**Task requirements**
For the listing below, give the count of lines containing "data", and no other text.

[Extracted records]
====

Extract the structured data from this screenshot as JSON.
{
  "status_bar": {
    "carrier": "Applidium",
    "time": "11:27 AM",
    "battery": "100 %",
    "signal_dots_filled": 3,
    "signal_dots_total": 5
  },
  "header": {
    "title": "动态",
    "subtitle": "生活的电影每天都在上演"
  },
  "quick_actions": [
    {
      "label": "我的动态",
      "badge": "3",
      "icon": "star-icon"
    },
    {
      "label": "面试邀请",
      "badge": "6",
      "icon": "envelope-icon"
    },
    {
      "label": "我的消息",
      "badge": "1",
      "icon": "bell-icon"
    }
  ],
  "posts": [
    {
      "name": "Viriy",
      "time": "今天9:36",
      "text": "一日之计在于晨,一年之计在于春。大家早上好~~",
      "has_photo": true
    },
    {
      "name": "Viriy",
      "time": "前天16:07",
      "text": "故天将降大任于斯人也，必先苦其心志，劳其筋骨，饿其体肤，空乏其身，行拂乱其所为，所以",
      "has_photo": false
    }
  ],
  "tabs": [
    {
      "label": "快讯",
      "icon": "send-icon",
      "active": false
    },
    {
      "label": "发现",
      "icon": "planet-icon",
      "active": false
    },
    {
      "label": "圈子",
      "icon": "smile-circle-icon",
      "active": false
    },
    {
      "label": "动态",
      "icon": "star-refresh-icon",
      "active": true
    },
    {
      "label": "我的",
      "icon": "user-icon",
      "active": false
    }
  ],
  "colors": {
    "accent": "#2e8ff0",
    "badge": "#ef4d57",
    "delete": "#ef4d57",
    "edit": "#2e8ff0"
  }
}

====

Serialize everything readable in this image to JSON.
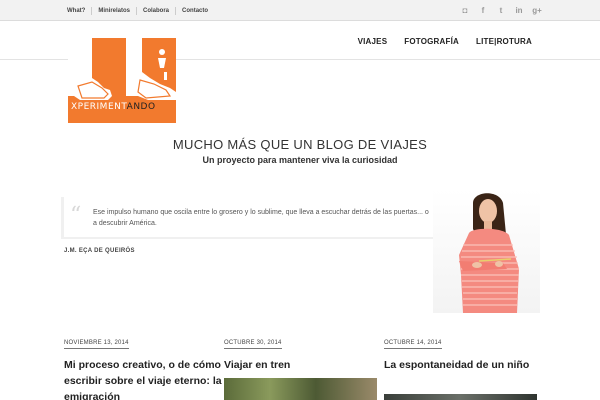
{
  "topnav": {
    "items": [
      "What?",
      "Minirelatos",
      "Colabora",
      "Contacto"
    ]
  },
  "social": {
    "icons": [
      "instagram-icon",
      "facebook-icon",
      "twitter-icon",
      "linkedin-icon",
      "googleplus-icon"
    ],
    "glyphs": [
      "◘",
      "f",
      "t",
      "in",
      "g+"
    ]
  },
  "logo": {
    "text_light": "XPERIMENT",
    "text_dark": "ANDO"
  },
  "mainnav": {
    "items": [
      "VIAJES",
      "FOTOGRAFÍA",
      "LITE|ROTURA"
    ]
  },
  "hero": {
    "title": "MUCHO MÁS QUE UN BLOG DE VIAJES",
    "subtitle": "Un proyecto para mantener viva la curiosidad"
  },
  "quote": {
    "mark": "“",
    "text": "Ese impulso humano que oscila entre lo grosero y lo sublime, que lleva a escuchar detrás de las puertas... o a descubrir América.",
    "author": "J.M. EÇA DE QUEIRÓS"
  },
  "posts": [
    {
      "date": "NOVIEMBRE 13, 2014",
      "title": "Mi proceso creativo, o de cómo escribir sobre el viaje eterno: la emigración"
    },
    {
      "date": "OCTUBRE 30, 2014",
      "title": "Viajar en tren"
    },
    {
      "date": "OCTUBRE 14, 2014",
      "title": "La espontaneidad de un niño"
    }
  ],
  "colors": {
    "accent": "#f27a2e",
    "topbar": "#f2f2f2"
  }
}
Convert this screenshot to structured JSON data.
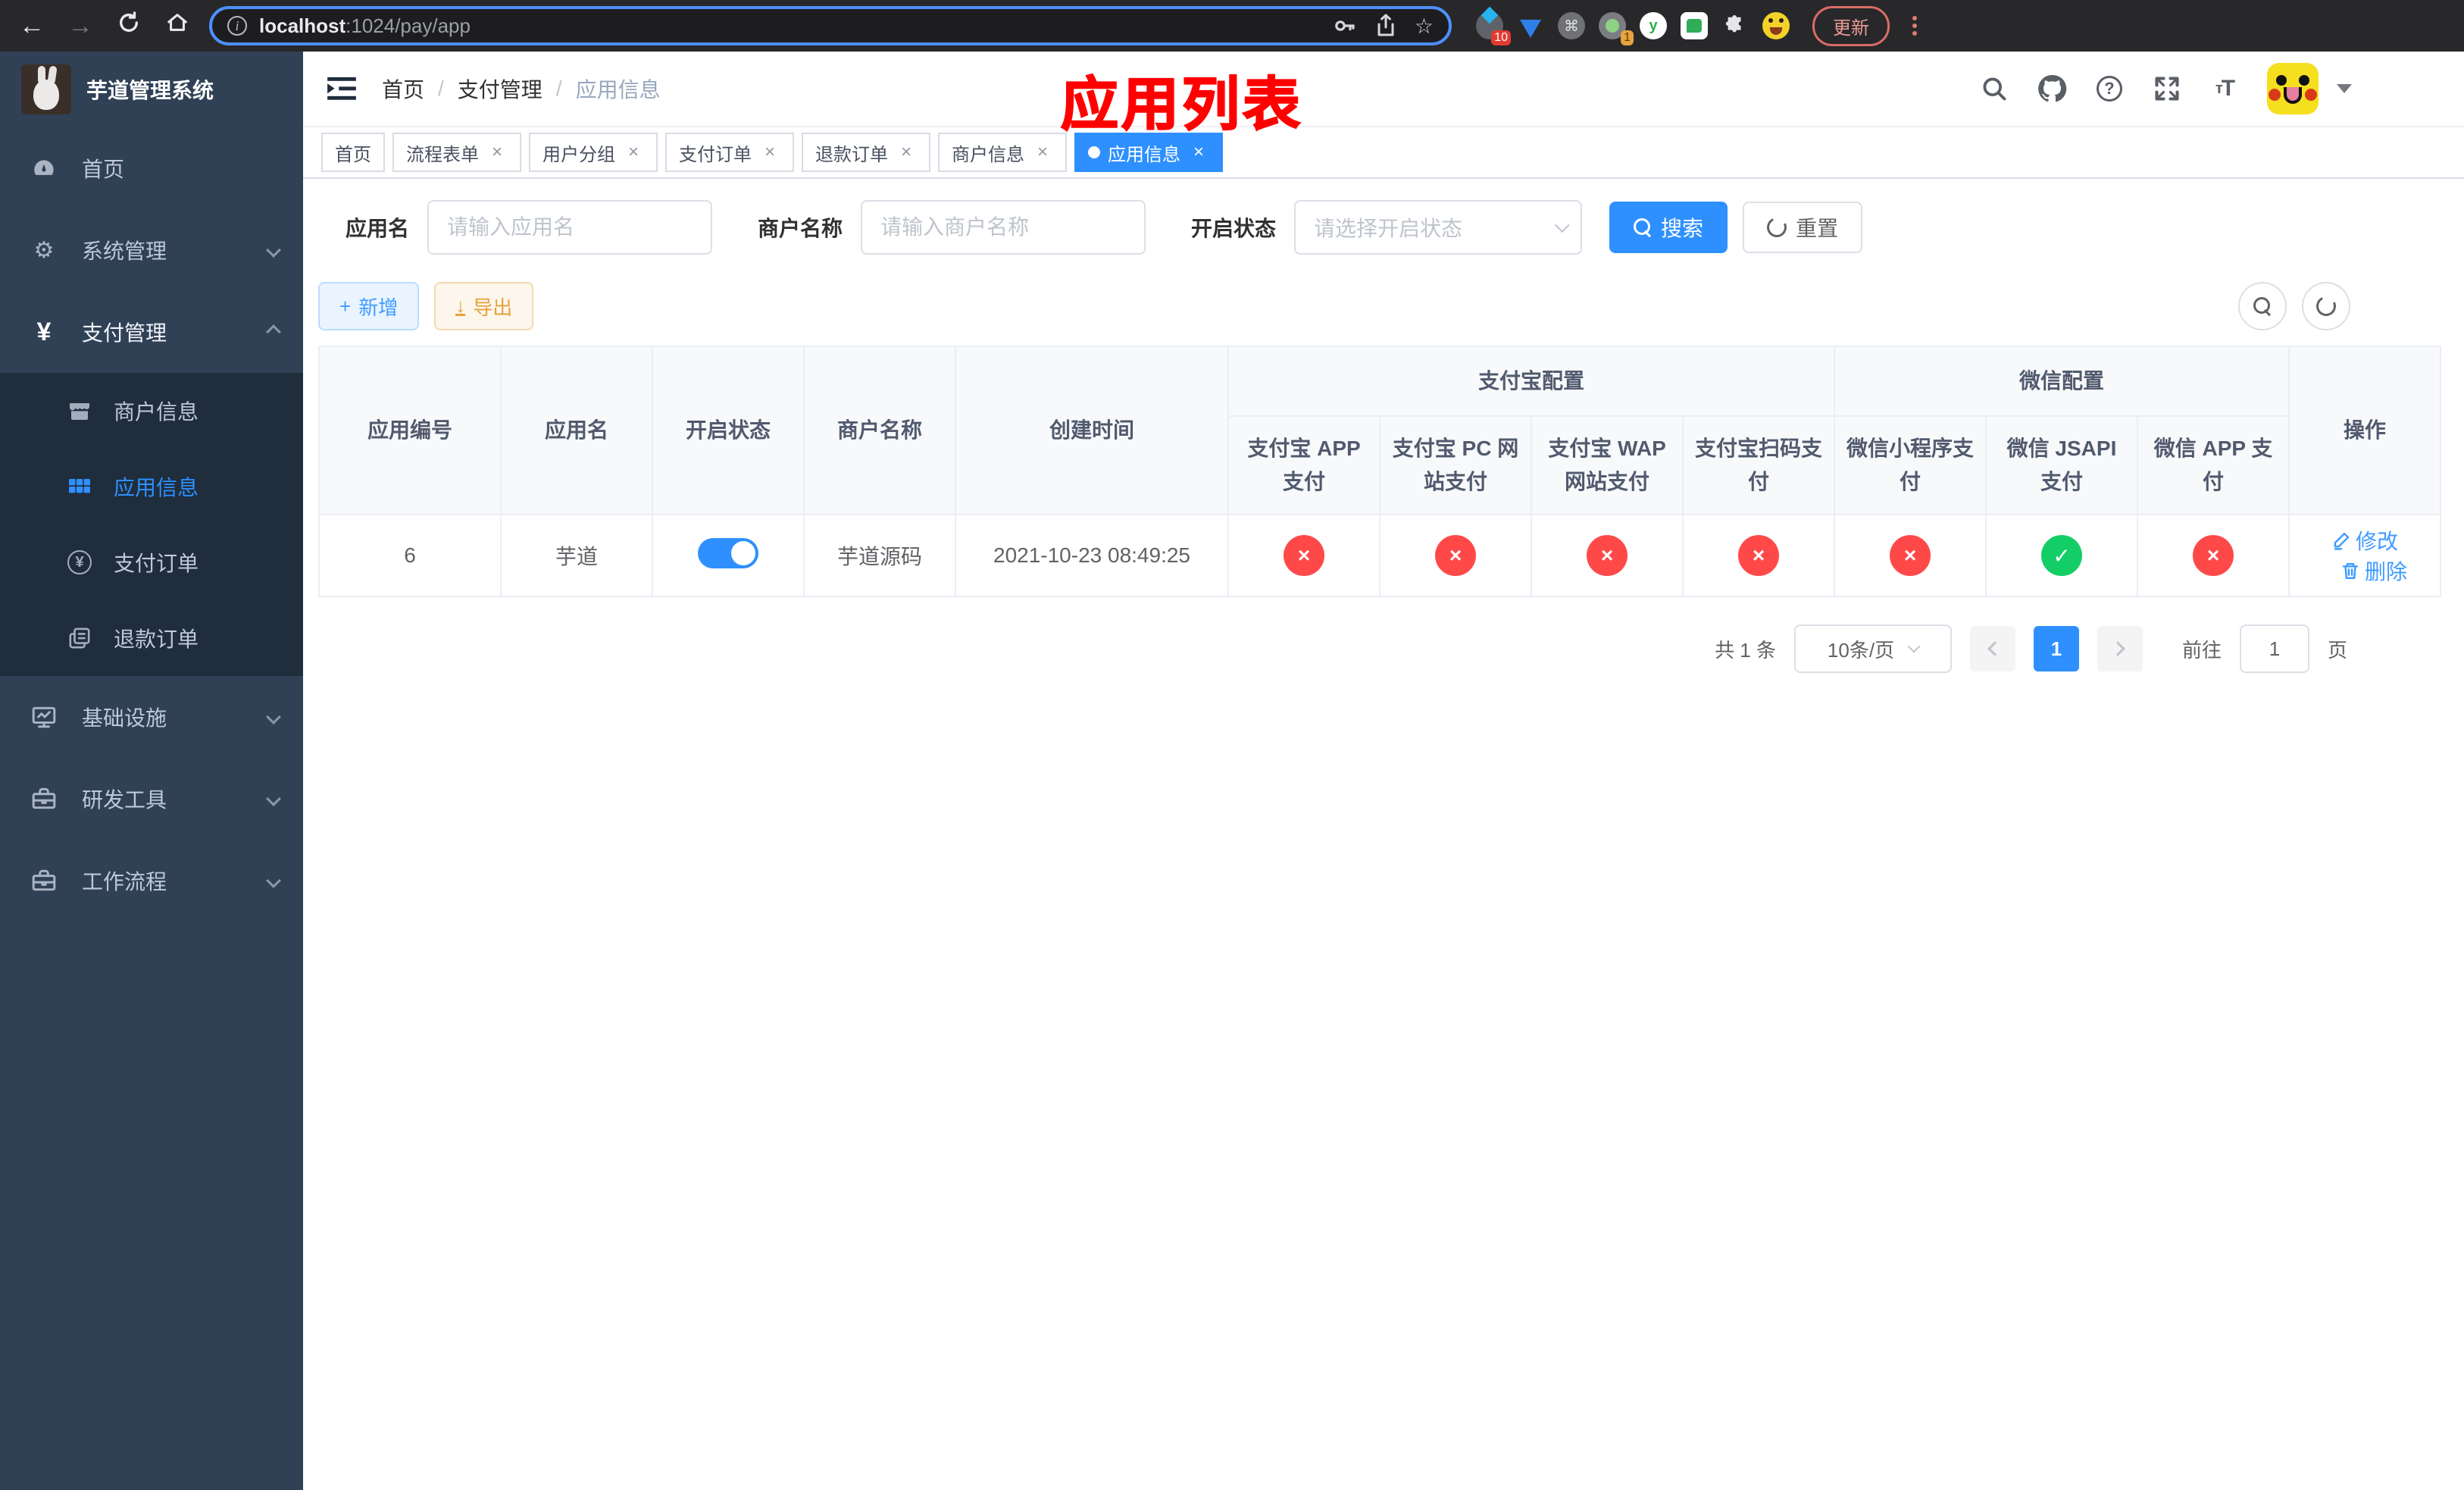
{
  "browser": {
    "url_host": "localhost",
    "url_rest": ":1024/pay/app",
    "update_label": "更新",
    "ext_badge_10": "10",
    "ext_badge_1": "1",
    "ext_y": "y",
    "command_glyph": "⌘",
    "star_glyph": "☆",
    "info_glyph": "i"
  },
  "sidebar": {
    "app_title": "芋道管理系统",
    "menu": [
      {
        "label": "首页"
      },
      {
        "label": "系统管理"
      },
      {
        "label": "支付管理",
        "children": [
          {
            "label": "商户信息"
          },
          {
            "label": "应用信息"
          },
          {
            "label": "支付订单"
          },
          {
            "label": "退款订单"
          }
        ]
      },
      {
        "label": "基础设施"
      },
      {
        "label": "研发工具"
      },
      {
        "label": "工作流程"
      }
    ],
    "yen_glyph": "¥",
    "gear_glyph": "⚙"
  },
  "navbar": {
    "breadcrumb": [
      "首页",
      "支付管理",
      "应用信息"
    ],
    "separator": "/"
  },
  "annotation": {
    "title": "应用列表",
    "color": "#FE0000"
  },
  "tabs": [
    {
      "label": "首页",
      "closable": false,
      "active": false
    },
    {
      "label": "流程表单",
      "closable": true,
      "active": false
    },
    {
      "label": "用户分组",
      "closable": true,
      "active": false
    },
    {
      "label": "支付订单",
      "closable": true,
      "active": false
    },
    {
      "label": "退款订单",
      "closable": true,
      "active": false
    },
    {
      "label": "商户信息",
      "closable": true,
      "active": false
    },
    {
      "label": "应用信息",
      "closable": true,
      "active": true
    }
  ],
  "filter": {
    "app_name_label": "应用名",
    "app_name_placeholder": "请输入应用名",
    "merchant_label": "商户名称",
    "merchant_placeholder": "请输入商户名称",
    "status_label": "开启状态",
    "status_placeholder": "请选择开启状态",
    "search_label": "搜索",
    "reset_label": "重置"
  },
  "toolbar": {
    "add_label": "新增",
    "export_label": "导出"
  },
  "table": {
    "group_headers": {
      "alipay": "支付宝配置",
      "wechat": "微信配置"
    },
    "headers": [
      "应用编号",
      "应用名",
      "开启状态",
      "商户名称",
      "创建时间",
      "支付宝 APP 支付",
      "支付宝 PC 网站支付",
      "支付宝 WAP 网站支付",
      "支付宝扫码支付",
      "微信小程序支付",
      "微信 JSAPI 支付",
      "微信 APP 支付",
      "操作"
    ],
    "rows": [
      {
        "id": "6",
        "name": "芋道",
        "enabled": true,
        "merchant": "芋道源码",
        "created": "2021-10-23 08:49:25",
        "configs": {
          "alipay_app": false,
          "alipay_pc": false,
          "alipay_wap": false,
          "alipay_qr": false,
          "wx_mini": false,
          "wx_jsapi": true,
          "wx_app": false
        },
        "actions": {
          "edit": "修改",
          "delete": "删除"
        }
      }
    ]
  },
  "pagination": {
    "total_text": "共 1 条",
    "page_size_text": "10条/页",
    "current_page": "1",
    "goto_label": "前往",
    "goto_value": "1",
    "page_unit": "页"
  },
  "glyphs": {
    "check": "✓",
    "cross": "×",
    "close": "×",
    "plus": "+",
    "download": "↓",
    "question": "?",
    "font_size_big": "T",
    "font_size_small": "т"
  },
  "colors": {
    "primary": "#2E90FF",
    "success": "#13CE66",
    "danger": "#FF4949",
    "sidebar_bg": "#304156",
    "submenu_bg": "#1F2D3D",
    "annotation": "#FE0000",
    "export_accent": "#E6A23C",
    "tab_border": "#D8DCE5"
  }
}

====

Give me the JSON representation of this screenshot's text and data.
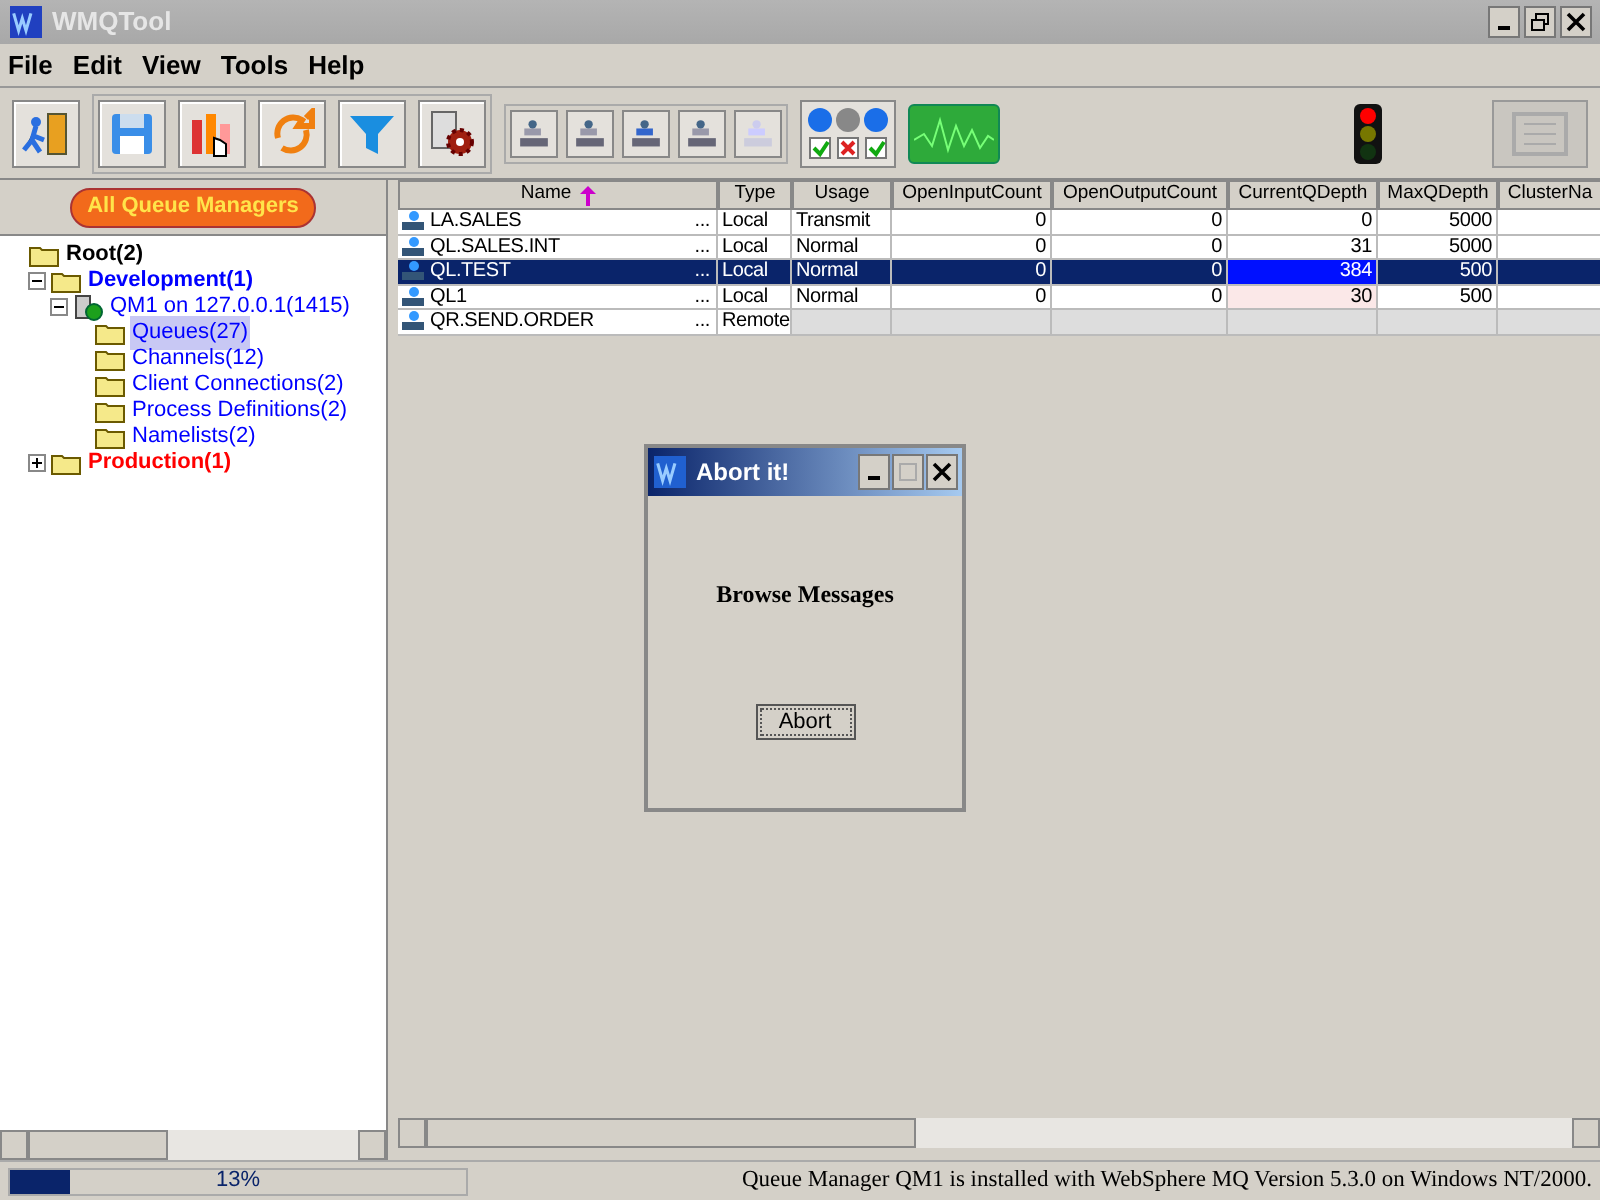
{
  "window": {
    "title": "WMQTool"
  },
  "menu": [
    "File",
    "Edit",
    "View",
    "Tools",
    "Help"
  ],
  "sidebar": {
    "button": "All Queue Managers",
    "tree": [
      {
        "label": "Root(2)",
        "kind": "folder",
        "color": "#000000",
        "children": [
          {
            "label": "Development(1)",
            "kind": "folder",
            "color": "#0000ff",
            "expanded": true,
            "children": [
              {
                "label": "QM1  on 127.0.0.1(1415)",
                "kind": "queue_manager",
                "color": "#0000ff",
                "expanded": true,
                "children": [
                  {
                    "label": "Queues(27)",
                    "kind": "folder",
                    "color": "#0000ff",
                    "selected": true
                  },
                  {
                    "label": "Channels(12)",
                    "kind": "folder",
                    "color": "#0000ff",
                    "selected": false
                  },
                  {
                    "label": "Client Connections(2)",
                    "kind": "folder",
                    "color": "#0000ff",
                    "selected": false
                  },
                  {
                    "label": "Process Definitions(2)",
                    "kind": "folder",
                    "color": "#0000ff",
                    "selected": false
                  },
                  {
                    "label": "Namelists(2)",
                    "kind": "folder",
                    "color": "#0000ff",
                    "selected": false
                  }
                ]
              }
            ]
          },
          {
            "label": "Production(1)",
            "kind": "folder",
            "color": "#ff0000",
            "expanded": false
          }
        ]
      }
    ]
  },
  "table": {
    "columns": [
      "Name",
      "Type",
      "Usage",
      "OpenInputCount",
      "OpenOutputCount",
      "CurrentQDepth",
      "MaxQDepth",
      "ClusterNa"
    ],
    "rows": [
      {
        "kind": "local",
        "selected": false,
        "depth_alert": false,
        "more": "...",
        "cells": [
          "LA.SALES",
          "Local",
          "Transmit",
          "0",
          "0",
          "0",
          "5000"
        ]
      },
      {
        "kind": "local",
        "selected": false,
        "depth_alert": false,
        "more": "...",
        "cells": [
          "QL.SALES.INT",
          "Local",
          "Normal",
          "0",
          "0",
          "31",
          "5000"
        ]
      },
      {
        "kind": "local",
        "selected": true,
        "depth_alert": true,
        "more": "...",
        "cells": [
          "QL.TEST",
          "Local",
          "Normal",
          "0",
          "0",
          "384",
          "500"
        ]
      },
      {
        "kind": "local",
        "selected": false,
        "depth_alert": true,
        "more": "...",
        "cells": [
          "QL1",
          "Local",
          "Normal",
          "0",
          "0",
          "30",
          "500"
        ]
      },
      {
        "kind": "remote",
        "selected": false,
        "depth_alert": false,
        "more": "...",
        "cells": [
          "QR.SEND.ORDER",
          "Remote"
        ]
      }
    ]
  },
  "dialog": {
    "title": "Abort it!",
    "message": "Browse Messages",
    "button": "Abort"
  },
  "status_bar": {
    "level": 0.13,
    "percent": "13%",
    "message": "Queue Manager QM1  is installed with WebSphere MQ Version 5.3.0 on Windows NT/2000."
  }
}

====

**Answer to this problem**
3